### Entries supplied
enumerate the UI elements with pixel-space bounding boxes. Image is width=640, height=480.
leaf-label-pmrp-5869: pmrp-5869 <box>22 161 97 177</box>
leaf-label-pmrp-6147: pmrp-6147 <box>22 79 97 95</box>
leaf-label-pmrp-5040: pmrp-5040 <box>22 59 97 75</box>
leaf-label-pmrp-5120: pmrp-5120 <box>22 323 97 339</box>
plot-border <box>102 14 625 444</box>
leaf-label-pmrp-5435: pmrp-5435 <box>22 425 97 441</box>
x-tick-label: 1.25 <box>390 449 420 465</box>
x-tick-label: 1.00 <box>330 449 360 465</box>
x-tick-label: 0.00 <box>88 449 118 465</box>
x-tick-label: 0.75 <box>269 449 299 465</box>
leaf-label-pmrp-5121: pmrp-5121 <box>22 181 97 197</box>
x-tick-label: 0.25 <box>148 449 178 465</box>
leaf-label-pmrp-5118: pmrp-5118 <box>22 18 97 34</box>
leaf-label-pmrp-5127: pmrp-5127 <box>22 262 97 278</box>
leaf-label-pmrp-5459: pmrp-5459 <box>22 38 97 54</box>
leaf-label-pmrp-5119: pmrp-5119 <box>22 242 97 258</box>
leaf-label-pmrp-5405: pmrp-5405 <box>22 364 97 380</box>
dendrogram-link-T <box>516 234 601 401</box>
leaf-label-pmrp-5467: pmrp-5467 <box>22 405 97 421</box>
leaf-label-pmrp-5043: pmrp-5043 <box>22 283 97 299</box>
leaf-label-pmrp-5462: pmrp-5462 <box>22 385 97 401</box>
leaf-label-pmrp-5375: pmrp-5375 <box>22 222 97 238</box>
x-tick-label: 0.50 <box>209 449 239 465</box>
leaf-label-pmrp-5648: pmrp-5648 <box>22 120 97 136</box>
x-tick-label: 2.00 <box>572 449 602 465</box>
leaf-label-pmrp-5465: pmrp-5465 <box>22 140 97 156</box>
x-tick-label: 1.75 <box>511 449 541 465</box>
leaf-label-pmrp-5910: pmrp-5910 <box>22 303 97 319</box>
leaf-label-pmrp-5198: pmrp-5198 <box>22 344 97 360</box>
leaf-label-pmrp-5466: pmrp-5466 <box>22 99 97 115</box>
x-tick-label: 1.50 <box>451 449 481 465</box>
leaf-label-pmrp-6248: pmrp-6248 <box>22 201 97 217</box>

### Exercise
Put the lines from the start of the listing through the line that contains "x-tick-label: 1.00 <box>330 449 360 465</box>" into a numbered list, leaving out any blank lines.

### Reply
1. enumerate the UI elements with pixel-space bounding boxes. Image is width=640, height=480.
2. leaf-label-pmrp-5869: pmrp-5869 <box>22 161 97 177</box>
3. leaf-label-pmrp-6147: pmrp-6147 <box>22 79 97 95</box>
4. leaf-label-pmrp-5040: pmrp-5040 <box>22 59 97 75</box>
5. leaf-label-pmrp-5120: pmrp-5120 <box>22 323 97 339</box>
6. plot-border <box>102 14 625 444</box>
7. leaf-label-pmrp-5435: pmrp-5435 <box>22 425 97 441</box>
8. x-tick-label: 1.25 <box>390 449 420 465</box>
9. x-tick-label: 1.00 <box>330 449 360 465</box>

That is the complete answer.